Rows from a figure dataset

****************************************

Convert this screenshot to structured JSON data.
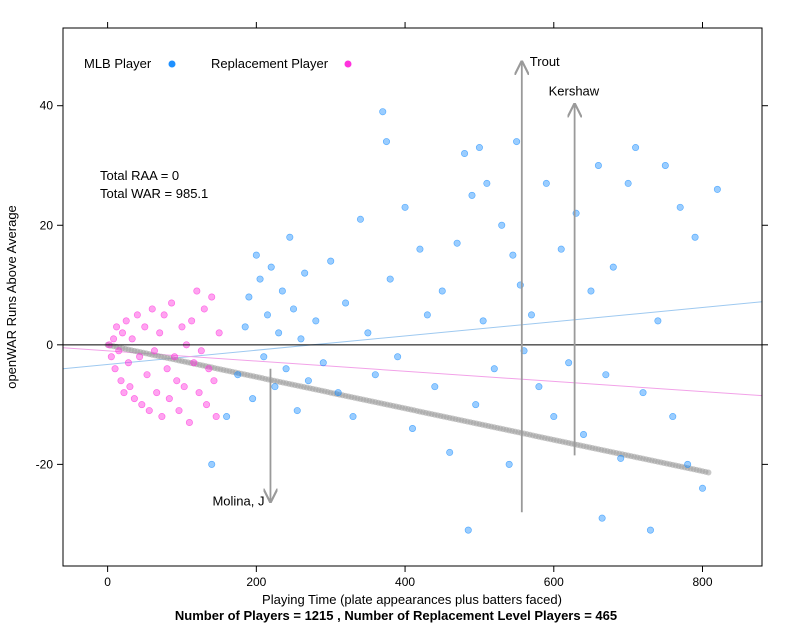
{
  "chart_data": {
    "type": "scatter",
    "title": "",
    "xlabel": "Playing Time (plate appearances plus batters faced)",
    "ylabel": "openWAR Runs Above Average",
    "footer": "Number of Players = 1215 , Number of Replacement Level Players = 465",
    "xlim": [
      -60,
      880
    ],
    "ylim": [
      -37,
      53
    ],
    "x_ticks": [
      0,
      200,
      400,
      600,
      800
    ],
    "y_ticks": [
      -20,
      0,
      20,
      40
    ],
    "grid": false,
    "legend_position": "top-left",
    "reference_line_y": 0,
    "legend": [
      {
        "label": "MLB Player",
        "color": "#1E90FF"
      },
      {
        "label": "Replacement Player",
        "color": "#FF33DD"
      }
    ],
    "stats_text": [
      "Total RAA = 0",
      "Total WAR = 985.1"
    ],
    "series": [
      {
        "name": "MLB Player",
        "color": "#1E90FF",
        "points": [
          [
            140,
            -20
          ],
          [
            160,
            -12
          ],
          [
            175,
            -5
          ],
          [
            185,
            3
          ],
          [
            190,
            8
          ],
          [
            195,
            -9
          ],
          [
            200,
            15
          ],
          [
            205,
            11
          ],
          [
            210,
            -2
          ],
          [
            215,
            5
          ],
          [
            220,
            13
          ],
          [
            225,
            -7
          ],
          [
            230,
            2
          ],
          [
            235,
            9
          ],
          [
            240,
            -4
          ],
          [
            245,
            18
          ],
          [
            250,
            6
          ],
          [
            255,
            -11
          ],
          [
            260,
            1
          ],
          [
            265,
            12
          ],
          [
            270,
            -6
          ],
          [
            280,
            4
          ],
          [
            290,
            -3
          ],
          [
            300,
            14
          ],
          [
            310,
            -8
          ],
          [
            320,
            7
          ],
          [
            330,
            -12
          ],
          [
            340,
            21
          ],
          [
            350,
            2
          ],
          [
            360,
            -5
          ],
          [
            370,
            39
          ],
          [
            375,
            34
          ],
          [
            380,
            11
          ],
          [
            390,
            -2
          ],
          [
            400,
            23
          ],
          [
            410,
            -14
          ],
          [
            420,
            16
          ],
          [
            430,
            5
          ],
          [
            440,
            -7
          ],
          [
            450,
            9
          ],
          [
            460,
            -18
          ],
          [
            470,
            17
          ],
          [
            480,
            32
          ],
          [
            485,
            -31
          ],
          [
            490,
            25
          ],
          [
            495,
            -10
          ],
          [
            500,
            33
          ],
          [
            505,
            4
          ],
          [
            510,
            27
          ],
          [
            520,
            -4
          ],
          [
            530,
            20
          ],
          [
            540,
            -20
          ],
          [
            545,
            15
          ],
          [
            550,
            34
          ],
          [
            555,
            10
          ],
          [
            560,
            -1
          ],
          [
            570,
            5
          ],
          [
            580,
            -7
          ],
          [
            590,
            27
          ],
          [
            600,
            -12
          ],
          [
            610,
            16
          ],
          [
            620,
            -3
          ],
          [
            630,
            22
          ],
          [
            640,
            -15
          ],
          [
            650,
            9
          ],
          [
            660,
            30
          ],
          [
            665,
            -29
          ],
          [
            670,
            -5
          ],
          [
            680,
            13
          ],
          [
            690,
            -19
          ],
          [
            700,
            27
          ],
          [
            710,
            33
          ],
          [
            720,
            -8
          ],
          [
            730,
            -31
          ],
          [
            740,
            4
          ],
          [
            750,
            30
          ],
          [
            760,
            -12
          ],
          [
            770,
            23
          ],
          [
            780,
            -20
          ],
          [
            790,
            18
          ],
          [
            800,
            -24
          ],
          [
            820,
            26
          ]
        ]
      },
      {
        "name": "Replacement Player",
        "color": "#FF33DD",
        "points": [
          [
            2,
            0
          ],
          [
            5,
            -2
          ],
          [
            8,
            1
          ],
          [
            10,
            -4
          ],
          [
            12,
            3
          ],
          [
            15,
            -1
          ],
          [
            18,
            -6
          ],
          [
            20,
            2
          ],
          [
            22,
            -8
          ],
          [
            25,
            4
          ],
          [
            28,
            -3
          ],
          [
            30,
            -7
          ],
          [
            33,
            1
          ],
          [
            36,
            -9
          ],
          [
            40,
            5
          ],
          [
            43,
            -2
          ],
          [
            46,
            -10
          ],
          [
            50,
            3
          ],
          [
            53,
            -5
          ],
          [
            56,
            -11
          ],
          [
            60,
            6
          ],
          [
            63,
            -1
          ],
          [
            66,
            -8
          ],
          [
            70,
            2
          ],
          [
            73,
            -12
          ],
          [
            76,
            5
          ],
          [
            80,
            -4
          ],
          [
            83,
            -9
          ],
          [
            86,
            7
          ],
          [
            90,
            -2
          ],
          [
            93,
            -6
          ],
          [
            96,
            -11
          ],
          [
            100,
            3
          ],
          [
            103,
            -7
          ],
          [
            106,
            0
          ],
          [
            110,
            -13
          ],
          [
            113,
            4
          ],
          [
            116,
            -3
          ],
          [
            120,
            9
          ],
          [
            123,
            -8
          ],
          [
            126,
            -1
          ],
          [
            130,
            6
          ],
          [
            133,
            -10
          ],
          [
            136,
            -4
          ],
          [
            140,
            8
          ],
          [
            143,
            -6
          ],
          [
            146,
            -12
          ],
          [
            150,
            2
          ]
        ]
      }
    ],
    "trend_lines": [
      {
        "name": "MLB Player",
        "color": "#9EC9F0",
        "x": [
          -60,
          880
        ],
        "y": [
          -4,
          7.2
        ]
      },
      {
        "name": "Replacement Player",
        "color": "#F2A2E8",
        "x": [
          -60,
          880
        ],
        "y": [
          -0.5,
          -8.5
        ]
      }
    ],
    "annotations": [
      {
        "label": "Trout",
        "x": 557,
        "y_from": -28,
        "y_to": 47.3
      },
      {
        "label": "Kershaw",
        "x": 628,
        "y_from": -18.5,
        "y_to": 40.2
      },
      {
        "label": "Molina, J",
        "x": 219,
        "y_from": -4,
        "y_to": -26.2
      }
    ]
  }
}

****************************************

Show every line from the entries above in which "Replacement" appears.

### Worked answer
    "footer": "Number of Players = 1215 , Number of Replacement Level Players = 465",
        "label": "Replacement Player",
        "name": "Replacement Player",
        "name": "Replacement Player",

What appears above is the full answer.